* Supplied records *

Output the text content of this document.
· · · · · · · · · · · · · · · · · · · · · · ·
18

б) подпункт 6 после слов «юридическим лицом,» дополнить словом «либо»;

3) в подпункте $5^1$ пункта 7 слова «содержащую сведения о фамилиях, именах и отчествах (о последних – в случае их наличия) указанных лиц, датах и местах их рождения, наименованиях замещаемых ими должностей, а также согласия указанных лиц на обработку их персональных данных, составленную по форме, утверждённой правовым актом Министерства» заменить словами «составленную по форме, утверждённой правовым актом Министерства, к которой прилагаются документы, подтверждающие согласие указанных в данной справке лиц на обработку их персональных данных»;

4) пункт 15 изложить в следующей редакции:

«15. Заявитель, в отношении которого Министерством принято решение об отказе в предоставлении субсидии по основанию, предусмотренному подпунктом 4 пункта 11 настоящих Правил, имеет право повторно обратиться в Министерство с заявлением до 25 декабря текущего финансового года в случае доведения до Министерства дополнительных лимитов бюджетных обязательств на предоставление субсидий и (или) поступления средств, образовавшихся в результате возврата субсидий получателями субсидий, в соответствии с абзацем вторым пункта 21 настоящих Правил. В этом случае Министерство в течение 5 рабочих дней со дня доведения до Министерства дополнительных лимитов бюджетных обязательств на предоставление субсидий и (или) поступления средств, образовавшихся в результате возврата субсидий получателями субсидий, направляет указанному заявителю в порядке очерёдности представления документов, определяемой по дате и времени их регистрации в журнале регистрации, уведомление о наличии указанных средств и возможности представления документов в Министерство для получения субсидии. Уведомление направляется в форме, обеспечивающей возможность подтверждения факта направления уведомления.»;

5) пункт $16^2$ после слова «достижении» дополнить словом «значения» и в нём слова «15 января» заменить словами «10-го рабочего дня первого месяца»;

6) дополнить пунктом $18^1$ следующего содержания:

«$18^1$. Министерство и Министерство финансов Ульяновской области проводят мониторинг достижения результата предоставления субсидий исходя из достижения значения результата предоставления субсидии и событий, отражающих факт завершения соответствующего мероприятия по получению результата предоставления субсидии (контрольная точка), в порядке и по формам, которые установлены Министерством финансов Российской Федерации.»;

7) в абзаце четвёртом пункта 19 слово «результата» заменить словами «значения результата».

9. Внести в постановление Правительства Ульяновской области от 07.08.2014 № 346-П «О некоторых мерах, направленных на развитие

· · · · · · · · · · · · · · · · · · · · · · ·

* What this task involves *
Using the entries above, state how many lines include the word "словом", with no other words.

* The solution *
2